--- begin LISTED ENTRIES ---

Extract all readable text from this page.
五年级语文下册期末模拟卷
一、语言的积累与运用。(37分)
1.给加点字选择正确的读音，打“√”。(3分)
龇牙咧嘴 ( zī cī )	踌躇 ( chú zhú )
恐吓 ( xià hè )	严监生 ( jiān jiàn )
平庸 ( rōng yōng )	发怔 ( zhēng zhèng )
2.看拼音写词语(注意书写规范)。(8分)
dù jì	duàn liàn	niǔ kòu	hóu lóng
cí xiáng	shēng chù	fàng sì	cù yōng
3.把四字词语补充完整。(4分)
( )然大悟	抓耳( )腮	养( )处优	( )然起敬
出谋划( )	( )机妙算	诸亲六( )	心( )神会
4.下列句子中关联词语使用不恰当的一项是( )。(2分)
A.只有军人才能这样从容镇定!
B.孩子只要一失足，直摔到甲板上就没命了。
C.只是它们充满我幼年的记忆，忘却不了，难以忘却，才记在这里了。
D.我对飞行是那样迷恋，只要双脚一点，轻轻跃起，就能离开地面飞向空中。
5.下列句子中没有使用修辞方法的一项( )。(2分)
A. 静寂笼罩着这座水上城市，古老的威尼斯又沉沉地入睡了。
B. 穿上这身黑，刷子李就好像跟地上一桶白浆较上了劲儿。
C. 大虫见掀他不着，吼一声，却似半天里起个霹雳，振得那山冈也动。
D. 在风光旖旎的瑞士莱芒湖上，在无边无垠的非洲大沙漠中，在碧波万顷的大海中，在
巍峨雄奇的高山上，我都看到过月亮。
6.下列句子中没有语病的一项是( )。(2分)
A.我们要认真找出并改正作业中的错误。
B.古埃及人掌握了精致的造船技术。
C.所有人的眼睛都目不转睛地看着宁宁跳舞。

--- end LISTED ENTRIES ---

**WORK TO BE COMPLETED**.
Gather every line from the listing above in which "yōng" appears, and copy those lines.

**THE OUTPUT**.
平庸 ( rōng yōng )	发怔 ( zhēng zhèng )
cí xiáng	shēng chù	fàng sì	cù yōng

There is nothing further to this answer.